──────── Dados de entrada

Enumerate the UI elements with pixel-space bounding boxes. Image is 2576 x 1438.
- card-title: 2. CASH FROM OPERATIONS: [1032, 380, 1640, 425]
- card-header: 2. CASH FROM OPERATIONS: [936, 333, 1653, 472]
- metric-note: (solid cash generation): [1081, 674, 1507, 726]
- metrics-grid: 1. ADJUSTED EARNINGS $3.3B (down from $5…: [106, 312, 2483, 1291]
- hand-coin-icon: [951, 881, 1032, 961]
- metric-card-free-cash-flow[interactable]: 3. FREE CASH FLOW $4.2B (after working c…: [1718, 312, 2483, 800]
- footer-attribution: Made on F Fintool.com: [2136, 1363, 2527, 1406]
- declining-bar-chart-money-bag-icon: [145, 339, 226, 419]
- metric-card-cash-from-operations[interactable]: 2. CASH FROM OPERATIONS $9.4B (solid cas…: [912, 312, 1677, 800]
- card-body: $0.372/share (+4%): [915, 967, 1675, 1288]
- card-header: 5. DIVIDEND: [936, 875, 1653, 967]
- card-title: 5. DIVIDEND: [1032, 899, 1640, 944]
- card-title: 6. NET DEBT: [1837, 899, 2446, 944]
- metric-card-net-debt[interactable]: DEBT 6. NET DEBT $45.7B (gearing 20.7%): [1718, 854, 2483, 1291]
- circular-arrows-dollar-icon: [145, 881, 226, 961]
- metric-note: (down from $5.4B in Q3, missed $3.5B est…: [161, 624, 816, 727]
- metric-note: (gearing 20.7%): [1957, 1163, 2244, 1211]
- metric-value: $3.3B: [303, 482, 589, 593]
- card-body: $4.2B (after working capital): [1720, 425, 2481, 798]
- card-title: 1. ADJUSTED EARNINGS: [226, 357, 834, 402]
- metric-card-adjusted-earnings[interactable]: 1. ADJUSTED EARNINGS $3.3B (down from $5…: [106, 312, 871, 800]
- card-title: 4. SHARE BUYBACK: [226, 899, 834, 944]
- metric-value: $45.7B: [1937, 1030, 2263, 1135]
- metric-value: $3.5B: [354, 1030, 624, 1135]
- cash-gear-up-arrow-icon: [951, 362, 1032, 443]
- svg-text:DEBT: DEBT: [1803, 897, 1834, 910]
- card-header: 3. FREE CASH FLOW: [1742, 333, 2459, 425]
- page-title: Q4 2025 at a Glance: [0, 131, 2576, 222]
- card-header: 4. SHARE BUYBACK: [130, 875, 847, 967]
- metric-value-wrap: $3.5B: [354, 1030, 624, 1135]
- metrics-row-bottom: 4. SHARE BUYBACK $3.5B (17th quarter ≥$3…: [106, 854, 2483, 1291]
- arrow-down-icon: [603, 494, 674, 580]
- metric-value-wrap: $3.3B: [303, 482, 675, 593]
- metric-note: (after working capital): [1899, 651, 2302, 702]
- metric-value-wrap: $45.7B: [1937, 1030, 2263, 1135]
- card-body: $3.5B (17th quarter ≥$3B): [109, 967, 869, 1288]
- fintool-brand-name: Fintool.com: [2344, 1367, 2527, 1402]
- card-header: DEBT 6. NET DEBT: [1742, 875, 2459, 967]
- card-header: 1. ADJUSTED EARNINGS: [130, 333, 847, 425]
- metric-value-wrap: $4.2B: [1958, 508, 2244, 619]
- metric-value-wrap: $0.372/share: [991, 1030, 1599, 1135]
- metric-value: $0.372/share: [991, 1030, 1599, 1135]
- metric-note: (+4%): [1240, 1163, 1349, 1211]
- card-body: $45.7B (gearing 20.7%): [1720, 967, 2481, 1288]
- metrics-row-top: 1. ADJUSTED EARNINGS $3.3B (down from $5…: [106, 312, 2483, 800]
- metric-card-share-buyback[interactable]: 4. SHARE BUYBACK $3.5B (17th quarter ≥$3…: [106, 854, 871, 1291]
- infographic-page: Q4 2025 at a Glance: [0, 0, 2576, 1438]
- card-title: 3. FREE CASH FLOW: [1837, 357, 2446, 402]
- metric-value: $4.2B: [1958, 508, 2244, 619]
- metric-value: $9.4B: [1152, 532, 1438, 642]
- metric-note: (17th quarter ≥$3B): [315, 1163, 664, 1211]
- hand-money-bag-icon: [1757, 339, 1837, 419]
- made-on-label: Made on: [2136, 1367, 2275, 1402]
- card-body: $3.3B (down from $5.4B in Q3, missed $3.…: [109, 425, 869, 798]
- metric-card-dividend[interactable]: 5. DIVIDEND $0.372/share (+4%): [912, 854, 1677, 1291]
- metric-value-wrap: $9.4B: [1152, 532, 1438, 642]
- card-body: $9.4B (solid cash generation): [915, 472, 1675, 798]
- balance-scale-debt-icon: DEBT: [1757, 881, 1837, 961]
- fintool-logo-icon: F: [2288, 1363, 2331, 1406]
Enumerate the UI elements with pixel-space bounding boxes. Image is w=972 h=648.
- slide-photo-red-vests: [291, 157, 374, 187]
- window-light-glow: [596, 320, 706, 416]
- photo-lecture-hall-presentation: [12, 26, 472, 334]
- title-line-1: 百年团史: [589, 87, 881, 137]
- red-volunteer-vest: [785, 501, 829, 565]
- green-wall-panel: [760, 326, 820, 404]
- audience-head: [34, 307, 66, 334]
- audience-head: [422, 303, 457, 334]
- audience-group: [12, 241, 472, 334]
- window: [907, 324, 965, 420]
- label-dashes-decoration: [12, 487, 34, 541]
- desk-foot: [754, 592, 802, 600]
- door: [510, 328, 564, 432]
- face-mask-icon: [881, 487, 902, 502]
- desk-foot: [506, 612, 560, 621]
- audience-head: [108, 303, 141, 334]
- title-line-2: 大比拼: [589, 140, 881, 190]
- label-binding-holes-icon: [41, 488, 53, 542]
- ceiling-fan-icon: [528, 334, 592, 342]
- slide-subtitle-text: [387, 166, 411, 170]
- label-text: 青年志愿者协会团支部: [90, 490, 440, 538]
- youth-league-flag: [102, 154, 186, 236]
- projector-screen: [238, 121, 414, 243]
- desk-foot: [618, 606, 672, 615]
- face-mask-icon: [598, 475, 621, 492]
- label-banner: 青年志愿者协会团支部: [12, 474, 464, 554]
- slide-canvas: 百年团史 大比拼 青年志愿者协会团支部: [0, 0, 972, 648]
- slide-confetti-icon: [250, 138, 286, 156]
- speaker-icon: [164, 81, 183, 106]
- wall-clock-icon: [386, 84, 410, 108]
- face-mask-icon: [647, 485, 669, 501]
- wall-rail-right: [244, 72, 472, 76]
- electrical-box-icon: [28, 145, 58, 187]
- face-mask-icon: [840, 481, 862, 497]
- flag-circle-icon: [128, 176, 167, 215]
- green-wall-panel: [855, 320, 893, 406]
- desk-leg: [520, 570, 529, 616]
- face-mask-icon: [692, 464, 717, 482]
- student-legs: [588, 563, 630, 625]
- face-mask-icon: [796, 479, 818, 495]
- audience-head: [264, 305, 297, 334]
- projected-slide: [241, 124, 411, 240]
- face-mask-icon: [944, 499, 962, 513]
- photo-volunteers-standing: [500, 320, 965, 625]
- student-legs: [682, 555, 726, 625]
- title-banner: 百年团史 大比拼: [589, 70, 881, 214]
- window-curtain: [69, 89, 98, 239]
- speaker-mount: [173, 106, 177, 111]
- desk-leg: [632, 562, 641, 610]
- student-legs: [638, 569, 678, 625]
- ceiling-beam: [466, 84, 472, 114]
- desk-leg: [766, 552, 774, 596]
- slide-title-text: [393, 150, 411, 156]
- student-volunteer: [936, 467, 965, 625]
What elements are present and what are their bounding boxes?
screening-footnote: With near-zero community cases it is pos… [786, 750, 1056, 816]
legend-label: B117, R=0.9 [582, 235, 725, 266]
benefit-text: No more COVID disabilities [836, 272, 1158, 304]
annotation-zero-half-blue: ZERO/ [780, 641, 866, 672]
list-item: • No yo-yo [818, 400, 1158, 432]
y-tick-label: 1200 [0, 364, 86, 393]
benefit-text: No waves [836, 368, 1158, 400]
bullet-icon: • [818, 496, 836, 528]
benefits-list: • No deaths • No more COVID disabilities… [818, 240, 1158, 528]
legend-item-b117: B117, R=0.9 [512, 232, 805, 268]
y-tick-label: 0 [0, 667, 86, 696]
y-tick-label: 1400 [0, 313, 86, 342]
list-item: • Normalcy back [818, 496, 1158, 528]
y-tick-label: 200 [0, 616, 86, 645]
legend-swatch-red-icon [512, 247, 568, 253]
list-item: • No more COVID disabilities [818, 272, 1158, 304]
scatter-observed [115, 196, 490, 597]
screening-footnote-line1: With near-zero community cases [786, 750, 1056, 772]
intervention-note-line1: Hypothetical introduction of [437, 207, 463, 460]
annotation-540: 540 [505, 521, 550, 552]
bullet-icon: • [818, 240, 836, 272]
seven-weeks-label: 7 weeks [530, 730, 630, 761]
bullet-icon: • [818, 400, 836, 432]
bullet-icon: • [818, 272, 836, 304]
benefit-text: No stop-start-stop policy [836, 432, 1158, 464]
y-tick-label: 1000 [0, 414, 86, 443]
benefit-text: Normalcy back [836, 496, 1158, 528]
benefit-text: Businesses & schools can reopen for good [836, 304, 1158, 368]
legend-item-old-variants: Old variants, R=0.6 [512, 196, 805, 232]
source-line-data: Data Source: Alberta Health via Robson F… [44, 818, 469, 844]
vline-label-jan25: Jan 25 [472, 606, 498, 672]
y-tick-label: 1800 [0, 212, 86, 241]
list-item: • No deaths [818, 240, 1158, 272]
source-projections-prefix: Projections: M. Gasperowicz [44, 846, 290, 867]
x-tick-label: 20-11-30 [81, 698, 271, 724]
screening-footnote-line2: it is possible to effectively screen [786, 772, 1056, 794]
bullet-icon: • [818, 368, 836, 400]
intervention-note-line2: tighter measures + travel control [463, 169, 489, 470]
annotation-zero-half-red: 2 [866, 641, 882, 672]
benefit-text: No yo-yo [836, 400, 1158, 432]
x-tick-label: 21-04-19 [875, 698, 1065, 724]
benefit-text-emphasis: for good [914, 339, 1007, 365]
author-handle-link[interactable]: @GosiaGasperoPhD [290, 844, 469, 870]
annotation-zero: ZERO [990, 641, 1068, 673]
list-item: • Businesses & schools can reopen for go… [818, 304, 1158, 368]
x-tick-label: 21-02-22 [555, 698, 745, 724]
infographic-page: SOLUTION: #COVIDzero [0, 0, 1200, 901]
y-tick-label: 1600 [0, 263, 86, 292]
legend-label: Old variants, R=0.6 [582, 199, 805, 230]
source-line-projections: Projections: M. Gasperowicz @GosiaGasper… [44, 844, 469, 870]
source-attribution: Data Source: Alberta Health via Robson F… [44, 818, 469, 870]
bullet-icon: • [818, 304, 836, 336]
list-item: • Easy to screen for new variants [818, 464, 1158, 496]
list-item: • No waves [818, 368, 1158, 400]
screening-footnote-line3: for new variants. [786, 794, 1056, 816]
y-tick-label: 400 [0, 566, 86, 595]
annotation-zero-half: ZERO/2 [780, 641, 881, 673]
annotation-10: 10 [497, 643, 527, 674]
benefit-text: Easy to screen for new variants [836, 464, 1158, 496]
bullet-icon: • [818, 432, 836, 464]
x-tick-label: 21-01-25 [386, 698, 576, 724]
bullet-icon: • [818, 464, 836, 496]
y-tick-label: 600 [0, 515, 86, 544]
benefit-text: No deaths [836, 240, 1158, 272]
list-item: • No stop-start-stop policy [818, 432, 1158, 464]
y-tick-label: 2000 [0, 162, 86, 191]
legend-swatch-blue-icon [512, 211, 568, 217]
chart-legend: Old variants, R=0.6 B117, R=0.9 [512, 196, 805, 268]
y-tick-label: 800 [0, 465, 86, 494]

────────────────

> [Enunciado]: Devolva, sem nenhuma alteração, as linhas da listagem a partir do início até a linha que contém "- declining-bar-chart-money-bag-icon: [145, 339, 226, 419]", incluindo esta última.

> [Resposta do exercício]:
Enumerate the UI elements with pixel-space bounding boxes. Image is 2576 x 1438.
- card-title: 2. CASH FROM OPERATIONS: [1032, 380, 1640, 425]
- card-header: 2. CASH FROM OPERATIONS: [936, 333, 1653, 472]
- metric-note: (solid cash generation): [1081, 674, 1507, 726]
- metrics-grid: 1. ADJUSTED EARNINGS $3.3B (down from $5…: [106, 312, 2483, 1291]
- hand-coin-icon: [951, 881, 1032, 961]
- metric-card-free-cash-flow[interactable]: 3. FREE CASH FLOW $4.2B (after working c…: [1718, 312, 2483, 800]
- footer-attribution: Made on F Fintool.com: [2136, 1363, 2527, 1406]
- declining-bar-chart-money-bag-icon: [145, 339, 226, 419]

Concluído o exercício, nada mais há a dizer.